What you will do:
Repeat the listing in full, preserving every character.

--*--

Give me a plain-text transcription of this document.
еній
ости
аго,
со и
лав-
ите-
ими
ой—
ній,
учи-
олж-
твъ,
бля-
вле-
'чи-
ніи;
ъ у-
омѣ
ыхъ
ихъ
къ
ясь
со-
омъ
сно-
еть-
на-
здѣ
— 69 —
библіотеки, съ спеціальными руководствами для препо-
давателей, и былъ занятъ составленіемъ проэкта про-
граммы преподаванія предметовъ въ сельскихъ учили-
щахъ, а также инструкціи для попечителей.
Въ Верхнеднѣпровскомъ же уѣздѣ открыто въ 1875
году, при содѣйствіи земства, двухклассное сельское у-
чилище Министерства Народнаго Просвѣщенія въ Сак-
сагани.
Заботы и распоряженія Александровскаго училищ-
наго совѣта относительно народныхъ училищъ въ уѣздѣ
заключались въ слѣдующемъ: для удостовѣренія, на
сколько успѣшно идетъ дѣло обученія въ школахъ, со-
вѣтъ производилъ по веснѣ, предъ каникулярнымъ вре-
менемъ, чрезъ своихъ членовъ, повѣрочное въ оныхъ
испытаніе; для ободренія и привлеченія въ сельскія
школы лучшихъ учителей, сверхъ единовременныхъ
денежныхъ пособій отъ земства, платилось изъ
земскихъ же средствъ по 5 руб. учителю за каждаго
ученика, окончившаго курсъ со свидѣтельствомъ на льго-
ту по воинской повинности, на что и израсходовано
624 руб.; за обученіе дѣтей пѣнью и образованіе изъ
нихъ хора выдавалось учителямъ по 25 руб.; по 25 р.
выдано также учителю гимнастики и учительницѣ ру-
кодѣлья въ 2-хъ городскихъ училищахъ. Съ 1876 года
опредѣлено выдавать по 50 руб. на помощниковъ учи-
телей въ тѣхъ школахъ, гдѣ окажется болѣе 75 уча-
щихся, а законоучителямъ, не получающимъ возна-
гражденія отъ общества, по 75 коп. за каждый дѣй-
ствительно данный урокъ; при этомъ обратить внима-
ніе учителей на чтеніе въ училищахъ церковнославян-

--*--

Solution to this problem:
Give me a plain-text transcription of this document.
еній
ости
аго,
со и
лав-
ите-
ими
ой—
ній,
учи-
олж-
твъ,
бля-
вле-
'чи-
ніи;
ъ у-
омѣ
ыхъ
ихъ
къ
ясь
со-
омъ
сно-
еть-
на-
здѣ
— 69 —
библіотеки, съ спеціальными руководствами для препо-
давателей, и былъ занятъ составленіемъ проэкта про-
граммы преподаванія предметовъ въ сельскихъ учили-
щахъ, а также инструкціи для попечителей.
Въ Верхнеднѣпровскомъ же уѣздѣ открыто въ 1875
году, при содѣйствіи земства, двухклассное сельское у-
чилище Министерства Народнаго Просвѣщенія въ Сак-
сагани.
Заботы и распоряженія Александровскаго училищ-
наго совѣта относительно народныхъ училищъ въ уѣздѣ
заключались въ слѣдующемъ: для удостовѣренія, на
сколько успѣшно идетъ дѣло обученія въ школахъ, со-
вѣтъ производилъ по веснѣ, предъ каникулярнымъ вре-
менемъ, чрезъ своихъ членовъ, повѣрочное въ оныхъ
испытаніе; для ободренія и привлеченія въ сельскія
школы лучшихъ учителей, сверхъ единовременныхъ
денежныхъ пособій отъ земства, платилось изъ
земскихъ же средствъ по 5 руб. учителю за каждаго
ученика, окончившаго курсъ со свидѣтельствомъ на льго-
ту по воинской повинности, на что и израсходовано
624 руб.; за обученіе дѣтей пѣнью и образованіе изъ
нихъ хора выдавалось учителямъ по 25 руб.; по 25 р.
выдано также учителю гимнастики и учительницѣ ру-
кодѣлья въ 2-хъ городскихъ училищахъ. Съ 1876 года
опредѣлено выдавать по 50 руб. на помощниковъ учи-
телей въ тѣхъ школахъ, гдѣ окажется болѣе 75 уча-
щихся, а законоучителямъ, не получающимъ возна-
гражденія отъ общества, по 75 коп. за каждый дѣй-
ствительно данный урокъ; при этомъ обратить внима-
ніе учителей на чтеніе въ училищахъ церковнославян-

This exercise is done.